◆ Set problem ◆
Set down every entry word for word. Omit the pictures.

◆ Data in this exercise ◆
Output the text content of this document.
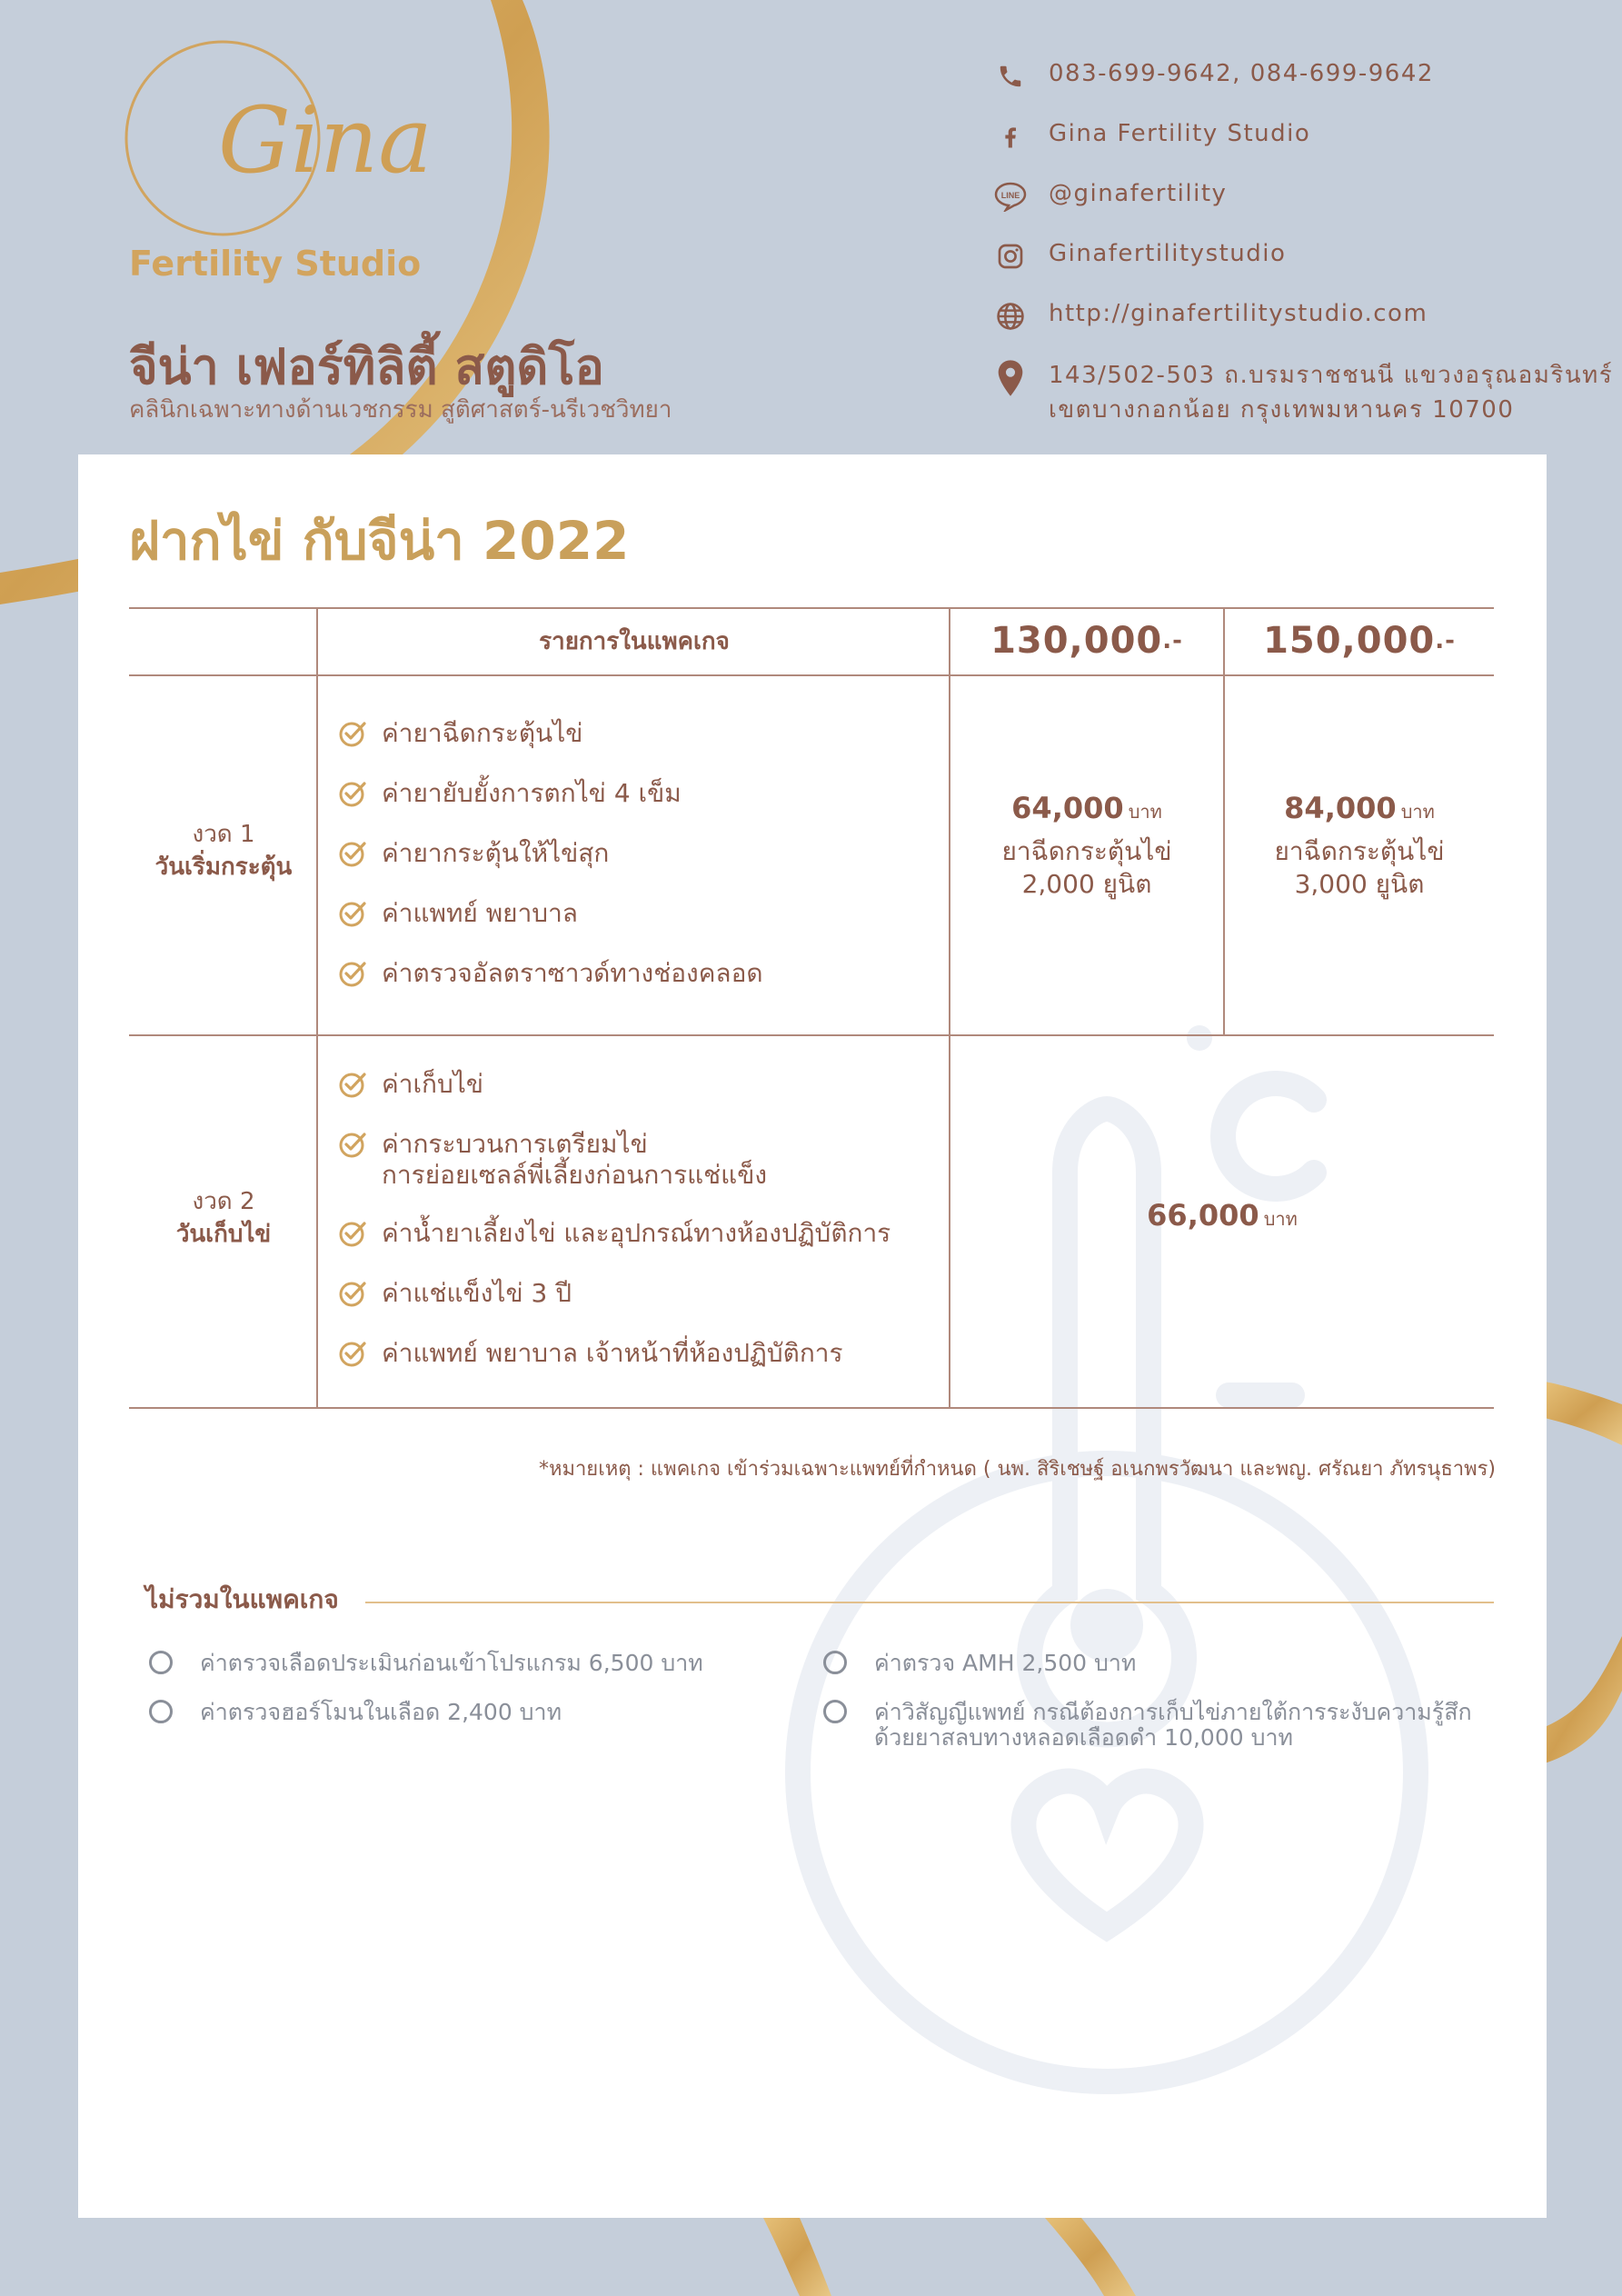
Gina
Fertility Studio
จีน่า เฟอร์ทิลิตี้ สตูดิโอ
คลินิกเฉพาะทางด้านเวชกรรม สูติศาสตร์-นรีเวชวิทยา
083-699-9642, 084-699-9642
Gina Fertility Studio
LINE @ginafertility
Ginafertilitystudio
http://ginafertilitystudio.com
143/502-503 ถ.บรมราชชนนี แขวงอรุณอมรินทร์
เขตบางกอกน้อย กรุงเทพมหานคร 10700
ฝากไข่ กับจีน่า 2022
รายการในแพคเกจ	130,000 .- 150,000 .-
งวด 1
วันเริ่มกระตุ้น
ค่ายาฉีดกระตุ้นไข่
ค่ายายับยั้งการตกไข่ 4 เข็ม
ค่ายากระตุ้นให้ไข่สุก
ค่าแพทย์ พยาบาล
ค่าตรวจอัลตราซาวด์ทางช่องคลอด
64,000 บาท
ยาฉีดกระตุ้นไข่
2,000 ยูนิต
84,000 บาท
ยาฉีดกระตุ้นไข่
3,000 ยูนิต
งวด 2
วันเก็บไข่
ค่าเก็บไข่
ค่ากระบวนการเตรียมไข่
การย่อยเซลล์พี่เลี้ยงก่อนการแช่แข็ง
ค่าน้ำยาเลี้ยงไข่ และอุปกรณ์ทางห้องปฏิบัติการ
ค่าแช่แข็งไข่ 3 ปี
ค่าแพทย์ พยาบาล เจ้าหน้าที่ห้องปฏิบัติการ
66,000 บาท
*หมายเหตุ : แพคเกจ เข้าร่วมเฉพาะแพทย์ที่กำหนด ( นพ. สิริเชษฐ์ อเนกพรวัฒนา และพญ. ศรัณยา ภัทรนุธาพร)
ไม่รวมในแพคเกจ
ค่าตรวจเลือดประเมินก่อนเข้าโปรแกรม 6,500 บาท
ค่าตรวจฮอร์โมนในเลือด 2,400 บาท
ค่าตรวจ AMH 2,500 บาท
ค่าวิสัญญีแพทย์ กรณีต้องการเก็บไข่ภายใต้การระงับความรู้สึก
ด้วยยาสลบทางหลอดเลือดดำ 10,000 บาท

◆ Response to this exercise ◆
Output the text content of this document.
Gina
Fertility Studio
จีน่า เฟอร์ทิลิตี้ สตูดิโอ
คลินิกเฉพาะทางด้านเวชกรรม สูติศาสตร์-นรีเวชวิทยา
083-699-9642, 084-699-9642
Gina Fertility Studio
LINE @ginafertility
Ginafertilitystudio
http://ginafertilitystudio.com
143/502-503 ถ.บรมราชชนนี แขวงอรุณอมรินทร์
เขตบางกอกน้อย กรุงเทพมหานคร 10700
ฝากไข่ กับจีน่า 2022
รายการในแพคเกจ	130,000 .- 150,000 .-
งวด 1
วันเริ่มกระตุ้น
ค่ายาฉีดกระตุ้นไข่
ค่ายายับยั้งการตกไข่ 4 เข็ม
ค่ายากระตุ้นให้ไข่สุก
ค่าแพทย์ พยาบาล
ค่าตรวจอัลตราซาวด์ทางช่องคลอด
64,000 บาท
ยาฉีดกระตุ้นไข่
2,000 ยูนิต
84,000 บาท
ยาฉีดกระตุ้นไข่
3,000 ยูนิต
งวด 2
วันเก็บไข่
ค่าเก็บไข่
ค่ากระบวนการเตรียมไข่
การย่อยเซลล์พี่เลี้ยงก่อนการแช่แข็ง
ค่าน้ำยาเลี้ยงไข่ และอุปกรณ์ทางห้องปฏิบัติการ
ค่าแช่แข็งไข่ 3 ปี
ค่าแพทย์ พยาบาล เจ้าหน้าที่ห้องปฏิบัติการ
66,000 บาท
*หมายเหตุ : แพคเกจ เข้าร่วมเฉพาะแพทย์ที่กำหนด ( นพ. สิริเชษฐ์ อเนกพรวัฒนา และพญ. ศรัณยา ภัทรนุธาพร)
ไม่รวมในแพคเกจ
ค่าตรวจเลือดประเมินก่อนเข้าโปรแกรม 6,500 บาท
ค่าตรวจฮอร์โมนในเลือด 2,400 บาท
ค่าตรวจ AMH 2,500 บาท
ค่าวิสัญญีแพทย์ กรณีต้องการเก็บไข่ภายใต้การระงับความรู้สึก
ด้วยยาสลบทางหลอดเลือดดำ 10,000 บาท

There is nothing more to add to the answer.